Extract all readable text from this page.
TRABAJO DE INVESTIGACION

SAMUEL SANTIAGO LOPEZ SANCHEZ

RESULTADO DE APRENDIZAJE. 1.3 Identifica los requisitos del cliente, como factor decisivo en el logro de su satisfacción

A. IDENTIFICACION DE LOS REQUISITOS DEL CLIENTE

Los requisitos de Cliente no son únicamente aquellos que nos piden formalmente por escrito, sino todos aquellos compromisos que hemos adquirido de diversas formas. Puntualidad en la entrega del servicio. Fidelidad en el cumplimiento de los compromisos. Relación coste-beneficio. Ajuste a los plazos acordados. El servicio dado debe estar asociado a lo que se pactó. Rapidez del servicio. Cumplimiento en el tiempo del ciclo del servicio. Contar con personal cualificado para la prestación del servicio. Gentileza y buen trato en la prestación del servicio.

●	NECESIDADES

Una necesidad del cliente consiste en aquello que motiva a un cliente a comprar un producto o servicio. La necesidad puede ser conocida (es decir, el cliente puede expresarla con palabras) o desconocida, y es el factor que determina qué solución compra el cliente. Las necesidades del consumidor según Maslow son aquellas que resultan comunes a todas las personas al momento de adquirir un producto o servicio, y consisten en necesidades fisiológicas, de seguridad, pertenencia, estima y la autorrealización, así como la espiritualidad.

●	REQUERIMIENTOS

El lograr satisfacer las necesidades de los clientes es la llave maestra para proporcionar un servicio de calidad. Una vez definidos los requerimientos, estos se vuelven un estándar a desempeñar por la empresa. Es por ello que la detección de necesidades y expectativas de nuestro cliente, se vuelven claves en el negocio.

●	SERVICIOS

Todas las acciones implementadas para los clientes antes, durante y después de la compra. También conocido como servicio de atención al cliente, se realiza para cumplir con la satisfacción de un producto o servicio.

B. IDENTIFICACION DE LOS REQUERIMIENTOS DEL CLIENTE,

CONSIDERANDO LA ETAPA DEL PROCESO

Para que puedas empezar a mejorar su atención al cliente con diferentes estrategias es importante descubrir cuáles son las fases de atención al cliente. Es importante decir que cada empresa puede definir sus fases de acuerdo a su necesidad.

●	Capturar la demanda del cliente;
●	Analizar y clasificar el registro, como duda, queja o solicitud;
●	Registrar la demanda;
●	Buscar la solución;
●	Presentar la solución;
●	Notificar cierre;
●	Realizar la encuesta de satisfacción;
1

▸ **TASK TO CARRY OUT**:
Write out the entries in full, exactly as given.

▸ **TASK OUTPUT**:
Extract all readable text from this page.
TRABAJO DE INVESTIGACION

SAMUEL SANTIAGO LOPEZ SANCHEZ

RESULTADO DE APRENDIZAJE. 1.3 Identifica los requisitos del cliente, como factor decisivo en el logro de su satisfacción

A. IDENTIFICACION DE LOS REQUISITOS DEL CLIENTE

Los requisitos de Cliente no son únicamente aquellos que nos piden formalmente por escrito, sino todos aquellos compromisos que hemos adquirido de diversas formas. Puntualidad en la entrega del servicio. Fidelidad en el cumplimiento de los compromisos. Relación coste-beneficio. Ajuste a los plazos acordados. El servicio dado debe estar asociado a lo que se pactó. Rapidez del servicio. Cumplimiento en el tiempo del ciclo del servicio. Contar con personal cualificado para la prestación del servicio. Gentileza y buen trato en la prestación del servicio.

●	NECESIDADES

Una necesidad del cliente consiste en aquello que motiva a un cliente a comprar un producto o servicio. La necesidad puede ser conocida (es decir, el cliente puede expresarla con palabras) o desconocida, y es el factor que determina qué solución compra el cliente. Las necesidades del consumidor según Maslow son aquellas que resultan comunes a todas las personas al momento de adquirir un producto o servicio, y consisten en necesidades fisiológicas, de seguridad, pertenencia, estima y la autorrealización, así como la espiritualidad.

●	REQUERIMIENTOS

El lograr satisfacer las necesidades de los clientes es la llave maestra para proporcionar un servicio de calidad. Una vez definidos los requerimientos, estos se vuelven un estándar a desempeñar por la empresa. Es por ello que la detección de necesidades y expectativas de nuestro cliente, se vuelven claves en el negocio.

●	SERVICIOS

Todas las acciones implementadas para los clientes antes, durante y después de la compra. También conocido como servicio de atención al cliente, se realiza para cumplir con la satisfacción de un producto o servicio.

B. IDENTIFICACION DE LOS REQUERIMIENTOS DEL CLIENTE,

CONSIDERANDO LA ETAPA DEL PROCESO

Para que puedas empezar a mejorar su atención al cliente con diferentes estrategias es importante descubrir cuáles son las fases de atención al cliente. Es importante decir que cada empresa puede definir sus fases de acuerdo a su necesidad.

●	Capturar la demanda del cliente;
●	Analizar y clasificar el registro, como duda, queja o solicitud;
●	Registrar la demanda;
●	Buscar la solución;
●	Presentar la solución;
●	Notificar cierre;
●	Realizar la encuesta de satisfacción;
1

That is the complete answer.